[TASK TO COMPLETE]:
Gather up every line that includes the string "Enable".

[EXTRACTED INFORMATION]:
======

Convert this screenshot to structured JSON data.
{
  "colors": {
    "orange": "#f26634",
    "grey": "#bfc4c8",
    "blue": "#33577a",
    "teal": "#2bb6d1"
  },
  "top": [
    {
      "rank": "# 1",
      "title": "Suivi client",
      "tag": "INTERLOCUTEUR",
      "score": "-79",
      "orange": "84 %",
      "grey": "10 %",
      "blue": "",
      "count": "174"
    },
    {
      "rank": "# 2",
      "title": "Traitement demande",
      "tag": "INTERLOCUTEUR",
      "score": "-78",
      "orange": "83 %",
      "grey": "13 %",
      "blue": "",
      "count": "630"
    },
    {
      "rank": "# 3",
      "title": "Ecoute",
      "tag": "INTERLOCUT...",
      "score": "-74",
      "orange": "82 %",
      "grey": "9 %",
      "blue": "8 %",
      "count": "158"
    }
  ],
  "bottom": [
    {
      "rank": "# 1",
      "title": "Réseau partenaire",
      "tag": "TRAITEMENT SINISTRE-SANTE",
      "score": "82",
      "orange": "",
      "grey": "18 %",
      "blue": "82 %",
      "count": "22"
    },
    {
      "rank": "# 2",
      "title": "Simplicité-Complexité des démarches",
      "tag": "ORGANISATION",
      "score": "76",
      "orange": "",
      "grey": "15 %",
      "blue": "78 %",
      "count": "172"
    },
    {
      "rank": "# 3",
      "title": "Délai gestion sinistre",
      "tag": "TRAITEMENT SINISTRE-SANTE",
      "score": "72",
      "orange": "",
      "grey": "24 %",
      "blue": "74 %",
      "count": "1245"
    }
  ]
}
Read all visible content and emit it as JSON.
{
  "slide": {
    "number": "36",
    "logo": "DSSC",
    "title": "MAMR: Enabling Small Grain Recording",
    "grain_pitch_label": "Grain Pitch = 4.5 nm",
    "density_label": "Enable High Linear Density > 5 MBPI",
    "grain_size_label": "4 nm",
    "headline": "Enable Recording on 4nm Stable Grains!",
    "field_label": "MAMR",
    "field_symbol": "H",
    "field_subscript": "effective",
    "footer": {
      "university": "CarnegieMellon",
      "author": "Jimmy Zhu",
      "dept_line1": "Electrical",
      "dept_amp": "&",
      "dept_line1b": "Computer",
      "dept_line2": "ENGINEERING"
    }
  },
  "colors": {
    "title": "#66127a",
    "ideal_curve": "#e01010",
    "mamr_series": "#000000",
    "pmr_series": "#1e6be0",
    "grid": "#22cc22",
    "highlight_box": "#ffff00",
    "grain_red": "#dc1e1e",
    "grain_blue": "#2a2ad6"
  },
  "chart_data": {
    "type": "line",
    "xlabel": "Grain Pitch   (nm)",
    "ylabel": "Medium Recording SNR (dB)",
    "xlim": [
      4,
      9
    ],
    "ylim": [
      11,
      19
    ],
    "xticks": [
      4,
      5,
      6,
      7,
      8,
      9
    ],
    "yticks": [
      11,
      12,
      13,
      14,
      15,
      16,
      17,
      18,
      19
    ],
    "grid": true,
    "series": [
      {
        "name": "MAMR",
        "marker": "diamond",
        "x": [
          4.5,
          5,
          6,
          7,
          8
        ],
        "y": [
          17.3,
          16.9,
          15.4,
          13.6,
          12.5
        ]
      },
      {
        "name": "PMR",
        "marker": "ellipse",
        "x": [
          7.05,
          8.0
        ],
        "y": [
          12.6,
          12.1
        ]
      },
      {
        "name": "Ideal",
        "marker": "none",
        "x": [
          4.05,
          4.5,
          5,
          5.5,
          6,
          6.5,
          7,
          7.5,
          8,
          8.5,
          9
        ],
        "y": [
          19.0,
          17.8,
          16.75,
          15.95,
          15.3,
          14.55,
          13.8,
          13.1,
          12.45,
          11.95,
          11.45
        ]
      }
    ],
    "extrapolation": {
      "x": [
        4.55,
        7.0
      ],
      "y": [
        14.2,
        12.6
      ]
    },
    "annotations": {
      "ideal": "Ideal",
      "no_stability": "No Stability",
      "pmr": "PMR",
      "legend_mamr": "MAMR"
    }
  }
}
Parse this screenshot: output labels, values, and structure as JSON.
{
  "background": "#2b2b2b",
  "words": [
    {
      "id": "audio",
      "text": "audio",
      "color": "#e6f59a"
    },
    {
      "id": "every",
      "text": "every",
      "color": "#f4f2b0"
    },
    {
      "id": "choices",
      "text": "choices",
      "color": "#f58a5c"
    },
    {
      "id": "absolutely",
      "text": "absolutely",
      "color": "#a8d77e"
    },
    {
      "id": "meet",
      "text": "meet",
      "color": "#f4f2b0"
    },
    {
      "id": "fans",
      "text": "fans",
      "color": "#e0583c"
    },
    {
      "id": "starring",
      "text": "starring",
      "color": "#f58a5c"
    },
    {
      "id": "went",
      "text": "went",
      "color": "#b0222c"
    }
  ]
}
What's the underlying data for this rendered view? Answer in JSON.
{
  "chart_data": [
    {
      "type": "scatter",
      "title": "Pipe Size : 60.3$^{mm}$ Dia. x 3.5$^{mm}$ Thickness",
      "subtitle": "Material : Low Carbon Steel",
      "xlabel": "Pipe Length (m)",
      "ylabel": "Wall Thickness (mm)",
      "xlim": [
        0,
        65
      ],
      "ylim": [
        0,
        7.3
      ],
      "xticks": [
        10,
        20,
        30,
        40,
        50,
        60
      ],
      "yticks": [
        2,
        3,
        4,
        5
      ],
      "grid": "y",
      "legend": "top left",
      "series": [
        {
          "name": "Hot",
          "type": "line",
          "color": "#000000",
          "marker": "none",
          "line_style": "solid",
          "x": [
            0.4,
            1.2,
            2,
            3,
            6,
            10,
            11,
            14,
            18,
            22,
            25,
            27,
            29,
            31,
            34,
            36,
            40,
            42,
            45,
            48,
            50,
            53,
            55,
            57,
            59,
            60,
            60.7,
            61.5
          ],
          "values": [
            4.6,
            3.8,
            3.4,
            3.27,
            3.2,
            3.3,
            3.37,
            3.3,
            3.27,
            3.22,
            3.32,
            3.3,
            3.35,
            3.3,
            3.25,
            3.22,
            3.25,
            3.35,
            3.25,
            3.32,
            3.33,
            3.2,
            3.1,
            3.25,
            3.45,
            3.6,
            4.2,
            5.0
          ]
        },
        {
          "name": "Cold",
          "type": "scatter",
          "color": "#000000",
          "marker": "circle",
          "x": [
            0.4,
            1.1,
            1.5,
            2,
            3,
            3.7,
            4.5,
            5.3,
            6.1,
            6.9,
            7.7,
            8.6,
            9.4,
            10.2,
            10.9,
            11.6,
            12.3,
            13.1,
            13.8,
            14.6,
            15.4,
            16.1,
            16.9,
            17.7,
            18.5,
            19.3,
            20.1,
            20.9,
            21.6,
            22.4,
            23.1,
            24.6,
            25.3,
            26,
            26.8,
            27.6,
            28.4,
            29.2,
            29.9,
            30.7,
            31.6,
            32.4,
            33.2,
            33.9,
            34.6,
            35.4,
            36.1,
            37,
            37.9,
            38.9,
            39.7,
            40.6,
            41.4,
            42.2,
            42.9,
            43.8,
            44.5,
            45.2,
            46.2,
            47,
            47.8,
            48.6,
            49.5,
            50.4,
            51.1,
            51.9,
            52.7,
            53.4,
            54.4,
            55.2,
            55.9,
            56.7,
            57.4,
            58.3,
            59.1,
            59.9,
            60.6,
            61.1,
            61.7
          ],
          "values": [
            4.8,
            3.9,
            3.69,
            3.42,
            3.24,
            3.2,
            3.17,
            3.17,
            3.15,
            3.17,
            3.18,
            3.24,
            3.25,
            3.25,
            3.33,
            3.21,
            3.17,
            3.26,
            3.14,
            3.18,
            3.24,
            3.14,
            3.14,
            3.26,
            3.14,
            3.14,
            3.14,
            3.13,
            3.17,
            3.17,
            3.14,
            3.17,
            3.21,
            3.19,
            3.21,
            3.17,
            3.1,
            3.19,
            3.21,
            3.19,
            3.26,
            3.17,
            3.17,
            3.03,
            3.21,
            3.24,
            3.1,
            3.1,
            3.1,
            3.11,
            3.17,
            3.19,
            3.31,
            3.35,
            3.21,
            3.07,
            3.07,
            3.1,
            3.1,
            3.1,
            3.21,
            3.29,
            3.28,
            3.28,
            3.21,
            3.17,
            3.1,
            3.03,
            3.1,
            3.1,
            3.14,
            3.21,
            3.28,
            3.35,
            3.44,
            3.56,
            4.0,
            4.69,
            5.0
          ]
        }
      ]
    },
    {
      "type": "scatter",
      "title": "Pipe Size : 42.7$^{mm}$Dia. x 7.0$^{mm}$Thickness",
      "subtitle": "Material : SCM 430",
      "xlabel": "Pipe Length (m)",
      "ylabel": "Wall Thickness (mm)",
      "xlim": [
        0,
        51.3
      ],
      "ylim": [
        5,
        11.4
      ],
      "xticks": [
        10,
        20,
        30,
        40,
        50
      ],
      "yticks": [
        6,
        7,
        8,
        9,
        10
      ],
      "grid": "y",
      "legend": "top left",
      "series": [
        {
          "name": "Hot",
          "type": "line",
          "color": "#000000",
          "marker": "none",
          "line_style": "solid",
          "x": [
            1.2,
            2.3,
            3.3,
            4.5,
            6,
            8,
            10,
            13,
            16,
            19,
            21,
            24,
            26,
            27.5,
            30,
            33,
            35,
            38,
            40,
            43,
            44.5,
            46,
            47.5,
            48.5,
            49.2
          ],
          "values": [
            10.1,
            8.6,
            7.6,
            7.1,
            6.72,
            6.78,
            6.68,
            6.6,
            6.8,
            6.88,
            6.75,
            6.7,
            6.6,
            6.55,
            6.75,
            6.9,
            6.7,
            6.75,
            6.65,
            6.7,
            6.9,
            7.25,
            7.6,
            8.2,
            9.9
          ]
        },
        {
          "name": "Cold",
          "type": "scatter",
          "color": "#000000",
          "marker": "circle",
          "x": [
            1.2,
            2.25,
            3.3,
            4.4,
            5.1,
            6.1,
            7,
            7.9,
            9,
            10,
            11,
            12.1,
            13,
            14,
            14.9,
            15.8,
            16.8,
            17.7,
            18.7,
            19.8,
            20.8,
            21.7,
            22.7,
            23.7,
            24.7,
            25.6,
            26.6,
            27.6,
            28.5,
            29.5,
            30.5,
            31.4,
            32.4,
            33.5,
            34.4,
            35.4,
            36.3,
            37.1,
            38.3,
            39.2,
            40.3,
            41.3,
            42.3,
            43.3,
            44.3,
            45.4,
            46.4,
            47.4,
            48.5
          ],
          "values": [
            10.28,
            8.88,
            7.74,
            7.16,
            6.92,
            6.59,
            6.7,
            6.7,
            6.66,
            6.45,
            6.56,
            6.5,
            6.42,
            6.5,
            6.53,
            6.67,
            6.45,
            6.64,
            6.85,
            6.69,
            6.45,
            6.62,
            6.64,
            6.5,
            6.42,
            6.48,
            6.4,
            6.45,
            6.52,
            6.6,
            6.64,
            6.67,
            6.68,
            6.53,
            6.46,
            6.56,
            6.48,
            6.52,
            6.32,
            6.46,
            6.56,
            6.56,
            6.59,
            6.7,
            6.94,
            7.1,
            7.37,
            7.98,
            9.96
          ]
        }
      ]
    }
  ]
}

======

[ANSWER]:
    "density_label": "Enable High Linear Density > 5 MBPI",
    "headline": "Enable Recording on 4nm Stable Grains!",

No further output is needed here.